(Quoted passage begins)

Steps to reproduce the problem:
1. Create a video element
2. Set the playbackRate to be -1
3. Observe that it errors

What is the expected behavior?
This behavior is spec-compliant, but I am interested in changing the spec to require negative playback rates.

What went wrong?
The video errors, rather than playing in reverse.

Did this work before? N/A 

Does this work in other browsers? N/A

Chrome version: 66.0.3359.181  Channel: n/a
OS Version: OS X 10.13.5
Flash Version: 

WHATWG discussion: https://github.com/whatwg/html/issues/3754
 
Labels: Needs-Milestone
Components: Blink>Media>Video
Cc: susan.boorgula@chromium.org
Labels: Needs-Feedback Triaged-ET
jamesplease2@ Thanks for the issue.

Request you to provide a sample file/URL where this issue can reproduced, which will help in further triaging.

Thanks..
Cc: mlamouri@chromium.org
Components: -Blink>Media>Video Internals>Media>Video
Owner: dalecur...@chromium.org
We are not interested to implement negative playback rate because the effort to do this correctly is significant.

This said, it's mostly a backend question so I will assign this to dalecurtis@ and see if he has changed his mind.
Status: WontFix (was: Unconfirmed)
We won't add support for this. It's not worth the complexity.
Thanks for the update, Dale. Is there more information that you could provide as to why this feature is complex?

Is it the initial development cost, or the maintenance, or a combination of the two

Also, would you be open to external contributors helping to add it?
It's development and resource usage. You need to decode from some point prior to the current playback head to account for keyframes and keep that entire decoded amount in memory. For video this would mean decoding the entire set of frames from the nearest keyframe to playhead and then playing them backwards. You'd then need to reissue a seek in the file for the next set of keyframes once a given block is elapsed.

Seeks are pretty expensive to do in the SRC= case, and in the MSE case the entire spec doesn't understand backwards playback rate, so current concepts around running garbage collection ahead of playhead would need to be flipped. Which is also non-trivial on the implementation side.

For audio the need for constant seeking would require lots of overhead since generally each audio packet, while a key frame, is still slightly influenced by the preceding packet. I don't know if it's always limited to 1 preroll packet either.
For anyone that needs this, it'd be much more resource effective to just keep a copy of the media encoded backwards.
Thank you for the details, Dale!

(Quoted passage ends)
(Supplied data begins)

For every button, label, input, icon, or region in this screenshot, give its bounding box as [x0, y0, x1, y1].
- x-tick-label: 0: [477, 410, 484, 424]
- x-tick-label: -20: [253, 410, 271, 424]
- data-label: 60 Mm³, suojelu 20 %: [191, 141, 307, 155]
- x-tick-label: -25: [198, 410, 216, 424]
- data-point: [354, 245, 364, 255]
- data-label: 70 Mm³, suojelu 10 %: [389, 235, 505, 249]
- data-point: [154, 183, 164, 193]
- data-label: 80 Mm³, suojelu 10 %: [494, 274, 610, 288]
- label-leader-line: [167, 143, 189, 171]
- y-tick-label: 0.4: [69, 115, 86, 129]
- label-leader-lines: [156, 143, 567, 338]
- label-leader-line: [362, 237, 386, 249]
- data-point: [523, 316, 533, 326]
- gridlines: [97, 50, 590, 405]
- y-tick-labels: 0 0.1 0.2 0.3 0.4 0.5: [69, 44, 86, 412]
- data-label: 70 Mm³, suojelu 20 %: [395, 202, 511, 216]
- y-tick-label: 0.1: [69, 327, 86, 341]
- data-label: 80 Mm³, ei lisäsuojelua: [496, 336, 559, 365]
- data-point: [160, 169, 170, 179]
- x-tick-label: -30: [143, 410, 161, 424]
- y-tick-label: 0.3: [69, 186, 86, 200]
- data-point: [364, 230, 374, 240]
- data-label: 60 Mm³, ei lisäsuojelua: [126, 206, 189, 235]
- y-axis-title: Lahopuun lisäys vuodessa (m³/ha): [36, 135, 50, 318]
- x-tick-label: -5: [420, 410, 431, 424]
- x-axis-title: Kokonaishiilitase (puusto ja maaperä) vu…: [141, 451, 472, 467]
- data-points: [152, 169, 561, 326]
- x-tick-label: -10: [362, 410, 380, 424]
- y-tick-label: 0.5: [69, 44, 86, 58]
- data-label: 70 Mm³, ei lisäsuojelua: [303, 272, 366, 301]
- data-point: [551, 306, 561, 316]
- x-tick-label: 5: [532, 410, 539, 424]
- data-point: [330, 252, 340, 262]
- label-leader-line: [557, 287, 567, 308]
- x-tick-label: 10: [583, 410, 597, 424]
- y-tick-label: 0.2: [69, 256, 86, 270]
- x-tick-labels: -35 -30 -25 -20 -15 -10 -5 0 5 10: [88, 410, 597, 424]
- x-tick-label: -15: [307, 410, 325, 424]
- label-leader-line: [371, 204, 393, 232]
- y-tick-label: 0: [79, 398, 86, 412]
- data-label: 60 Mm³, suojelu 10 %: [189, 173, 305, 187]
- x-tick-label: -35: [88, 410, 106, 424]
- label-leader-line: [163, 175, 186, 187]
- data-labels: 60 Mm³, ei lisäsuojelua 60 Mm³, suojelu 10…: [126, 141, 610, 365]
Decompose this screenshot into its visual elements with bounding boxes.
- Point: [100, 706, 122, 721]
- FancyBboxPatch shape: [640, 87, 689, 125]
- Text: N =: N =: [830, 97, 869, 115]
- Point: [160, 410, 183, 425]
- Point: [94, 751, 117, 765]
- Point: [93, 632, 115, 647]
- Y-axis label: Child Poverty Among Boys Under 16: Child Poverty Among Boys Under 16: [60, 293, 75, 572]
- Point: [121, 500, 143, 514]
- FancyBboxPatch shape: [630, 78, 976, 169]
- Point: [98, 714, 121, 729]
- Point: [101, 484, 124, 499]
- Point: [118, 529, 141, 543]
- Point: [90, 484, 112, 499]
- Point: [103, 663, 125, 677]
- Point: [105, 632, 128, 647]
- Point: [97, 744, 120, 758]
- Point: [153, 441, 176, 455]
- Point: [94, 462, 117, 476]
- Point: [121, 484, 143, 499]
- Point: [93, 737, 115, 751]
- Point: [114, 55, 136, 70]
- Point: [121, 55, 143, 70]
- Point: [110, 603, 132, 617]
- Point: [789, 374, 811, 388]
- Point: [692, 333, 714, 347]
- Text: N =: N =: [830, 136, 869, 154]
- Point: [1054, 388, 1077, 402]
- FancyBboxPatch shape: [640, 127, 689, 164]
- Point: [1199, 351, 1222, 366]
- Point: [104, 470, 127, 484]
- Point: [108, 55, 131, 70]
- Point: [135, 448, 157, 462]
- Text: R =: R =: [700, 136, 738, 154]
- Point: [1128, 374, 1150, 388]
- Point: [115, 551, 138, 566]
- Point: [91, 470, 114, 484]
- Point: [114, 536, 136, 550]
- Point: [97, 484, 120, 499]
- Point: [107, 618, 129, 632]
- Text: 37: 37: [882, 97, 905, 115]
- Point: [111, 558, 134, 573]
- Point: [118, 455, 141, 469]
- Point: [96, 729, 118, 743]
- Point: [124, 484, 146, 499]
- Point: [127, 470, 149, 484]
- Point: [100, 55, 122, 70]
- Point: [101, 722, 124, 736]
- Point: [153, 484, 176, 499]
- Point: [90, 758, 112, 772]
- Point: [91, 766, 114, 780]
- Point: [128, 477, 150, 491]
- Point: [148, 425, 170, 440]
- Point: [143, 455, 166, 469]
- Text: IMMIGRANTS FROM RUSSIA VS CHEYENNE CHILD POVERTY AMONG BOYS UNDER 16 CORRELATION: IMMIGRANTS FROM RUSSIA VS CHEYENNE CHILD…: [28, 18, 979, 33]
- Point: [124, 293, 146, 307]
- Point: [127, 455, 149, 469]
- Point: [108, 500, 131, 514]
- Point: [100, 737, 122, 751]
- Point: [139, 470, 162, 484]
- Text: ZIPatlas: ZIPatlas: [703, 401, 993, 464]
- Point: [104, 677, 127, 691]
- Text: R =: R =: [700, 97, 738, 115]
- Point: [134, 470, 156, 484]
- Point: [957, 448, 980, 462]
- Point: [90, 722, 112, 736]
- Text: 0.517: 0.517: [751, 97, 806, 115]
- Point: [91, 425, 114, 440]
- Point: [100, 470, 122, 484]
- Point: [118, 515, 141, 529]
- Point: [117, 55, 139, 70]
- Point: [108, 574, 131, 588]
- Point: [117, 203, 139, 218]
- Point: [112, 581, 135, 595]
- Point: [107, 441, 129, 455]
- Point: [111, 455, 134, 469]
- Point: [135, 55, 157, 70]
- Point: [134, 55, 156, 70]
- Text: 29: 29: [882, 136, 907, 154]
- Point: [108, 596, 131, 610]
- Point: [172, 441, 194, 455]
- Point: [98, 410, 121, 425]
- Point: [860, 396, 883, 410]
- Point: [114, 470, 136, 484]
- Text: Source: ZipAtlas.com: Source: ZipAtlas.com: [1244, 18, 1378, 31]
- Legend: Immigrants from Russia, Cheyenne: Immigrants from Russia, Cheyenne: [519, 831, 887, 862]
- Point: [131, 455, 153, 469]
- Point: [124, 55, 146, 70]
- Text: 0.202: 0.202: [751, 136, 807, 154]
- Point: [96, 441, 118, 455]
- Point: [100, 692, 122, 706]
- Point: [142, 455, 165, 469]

(Supplied data ends)

(What you will do):
- A) From the bug report, print the part from "Status: WontFix (was: Unconfirmed)" up to and including "feature is complex?".
- B) Answer these questions from the bug report:
(i) Which Chrome version is listed?
(ii) What status was the issue set to?
(iii) What does the bug report say would be much more resource effective for anyone who needs this?
The rows are not needed for anything here.

(Answers to the tasks):
- A)
Status: WontFix (was: Unconfirmed)
We won't add support for this. It's not worth the complexity.
Thanks for the update, Dale. Is there more information that you could provide as to why this feature is complex?

- B)
(i) 66.0.3359.181
(ii) WontFix (was: Unconfirmed)
(iii) Keeping a copy of the media encoded backwards.